WORK TO COMPLETE:
In how many lines of the data does the word "plays" appear? Give the number by itself.

_ _ _ _ _

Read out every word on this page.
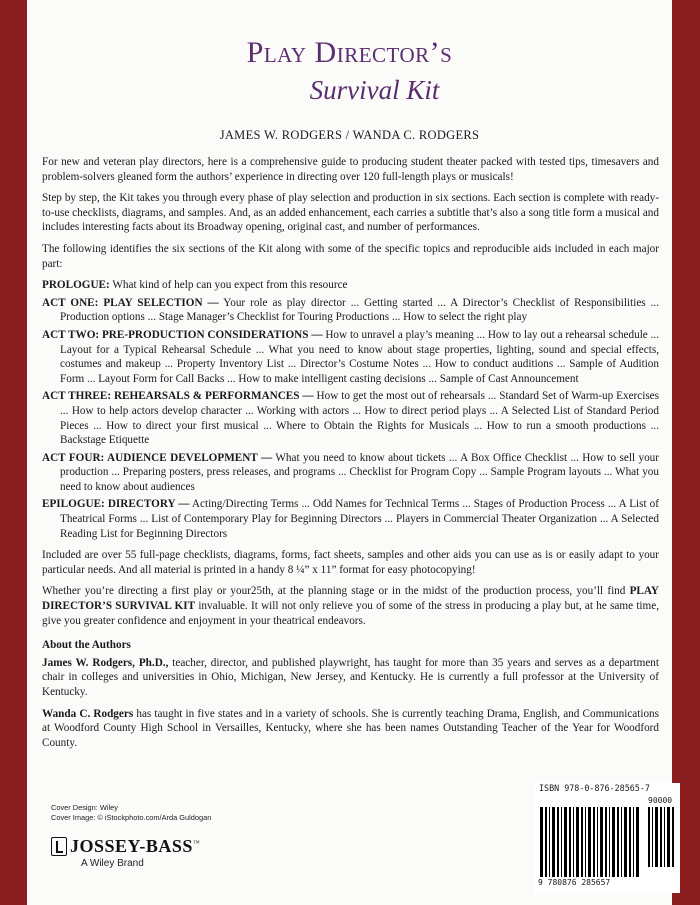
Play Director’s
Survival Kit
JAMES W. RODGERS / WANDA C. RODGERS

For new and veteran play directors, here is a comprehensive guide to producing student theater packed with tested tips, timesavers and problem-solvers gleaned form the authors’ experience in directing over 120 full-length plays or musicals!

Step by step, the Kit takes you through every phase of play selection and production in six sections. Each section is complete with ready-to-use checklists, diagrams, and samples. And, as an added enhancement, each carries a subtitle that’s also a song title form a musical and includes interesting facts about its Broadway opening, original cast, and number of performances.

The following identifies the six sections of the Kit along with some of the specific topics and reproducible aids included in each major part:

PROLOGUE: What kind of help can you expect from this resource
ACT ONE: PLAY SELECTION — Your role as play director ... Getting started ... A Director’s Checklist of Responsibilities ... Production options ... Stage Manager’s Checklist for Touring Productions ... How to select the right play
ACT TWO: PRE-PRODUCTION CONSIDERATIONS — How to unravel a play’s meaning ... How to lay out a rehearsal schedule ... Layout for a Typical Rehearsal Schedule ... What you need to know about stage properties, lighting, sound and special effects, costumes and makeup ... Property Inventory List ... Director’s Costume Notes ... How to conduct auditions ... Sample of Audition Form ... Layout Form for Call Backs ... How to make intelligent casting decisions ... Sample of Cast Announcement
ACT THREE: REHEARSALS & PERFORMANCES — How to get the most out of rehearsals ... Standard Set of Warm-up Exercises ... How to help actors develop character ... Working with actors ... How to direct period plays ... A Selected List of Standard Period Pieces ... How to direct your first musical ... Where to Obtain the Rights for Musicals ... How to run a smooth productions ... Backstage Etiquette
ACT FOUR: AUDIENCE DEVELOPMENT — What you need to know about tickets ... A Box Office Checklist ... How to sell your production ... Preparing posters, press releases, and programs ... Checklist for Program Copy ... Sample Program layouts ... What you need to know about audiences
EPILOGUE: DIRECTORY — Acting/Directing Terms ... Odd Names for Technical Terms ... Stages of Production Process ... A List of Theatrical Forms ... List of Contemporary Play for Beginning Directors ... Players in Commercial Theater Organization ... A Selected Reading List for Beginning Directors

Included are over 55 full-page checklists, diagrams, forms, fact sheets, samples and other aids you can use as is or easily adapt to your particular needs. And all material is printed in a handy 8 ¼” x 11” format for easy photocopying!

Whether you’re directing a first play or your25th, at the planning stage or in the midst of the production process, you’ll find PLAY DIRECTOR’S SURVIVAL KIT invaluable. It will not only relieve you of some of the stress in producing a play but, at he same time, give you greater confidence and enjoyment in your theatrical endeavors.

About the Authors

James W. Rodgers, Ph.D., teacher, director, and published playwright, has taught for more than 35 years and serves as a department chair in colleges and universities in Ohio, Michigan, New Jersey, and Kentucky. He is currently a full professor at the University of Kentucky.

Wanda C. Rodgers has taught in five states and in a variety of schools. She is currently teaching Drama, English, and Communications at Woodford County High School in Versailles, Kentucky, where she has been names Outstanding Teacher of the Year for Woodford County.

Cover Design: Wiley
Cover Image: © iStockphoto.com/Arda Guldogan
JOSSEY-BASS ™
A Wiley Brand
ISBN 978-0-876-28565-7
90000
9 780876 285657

_ _ _ _ _

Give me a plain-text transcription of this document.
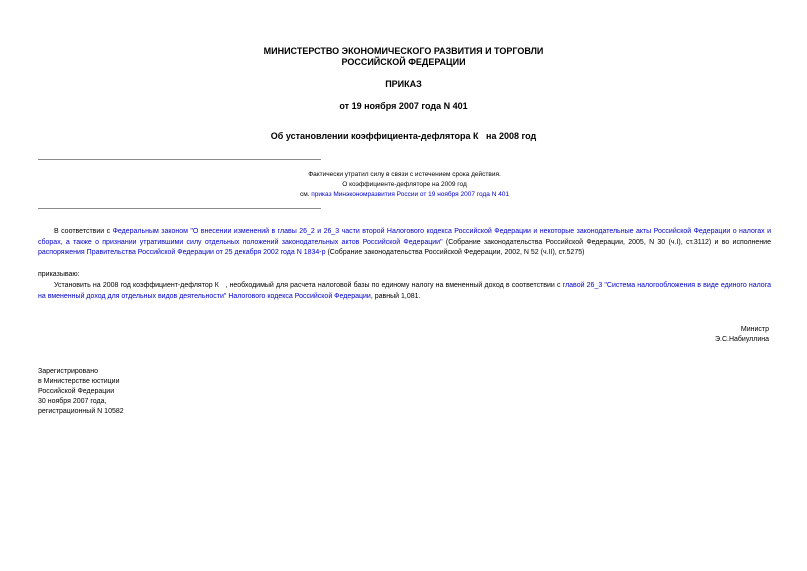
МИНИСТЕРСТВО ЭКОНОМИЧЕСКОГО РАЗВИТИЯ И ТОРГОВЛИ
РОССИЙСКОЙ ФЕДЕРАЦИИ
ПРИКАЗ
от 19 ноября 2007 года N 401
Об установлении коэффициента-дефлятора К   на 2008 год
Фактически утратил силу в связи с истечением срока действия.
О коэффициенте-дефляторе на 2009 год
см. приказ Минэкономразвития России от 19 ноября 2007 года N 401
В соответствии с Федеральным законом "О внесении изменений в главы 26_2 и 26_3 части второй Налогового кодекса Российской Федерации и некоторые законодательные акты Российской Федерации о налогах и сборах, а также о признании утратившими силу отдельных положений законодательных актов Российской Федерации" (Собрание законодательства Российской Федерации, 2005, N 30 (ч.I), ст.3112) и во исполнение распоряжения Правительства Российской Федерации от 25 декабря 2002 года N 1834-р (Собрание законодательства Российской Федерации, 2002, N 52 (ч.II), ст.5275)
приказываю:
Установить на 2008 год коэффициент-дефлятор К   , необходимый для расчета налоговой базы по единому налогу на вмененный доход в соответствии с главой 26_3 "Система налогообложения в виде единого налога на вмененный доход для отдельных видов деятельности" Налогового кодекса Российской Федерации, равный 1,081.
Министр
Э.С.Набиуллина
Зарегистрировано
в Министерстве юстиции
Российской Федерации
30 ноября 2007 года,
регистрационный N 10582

_ _ _ _ _

EXERCISE RESULT:
2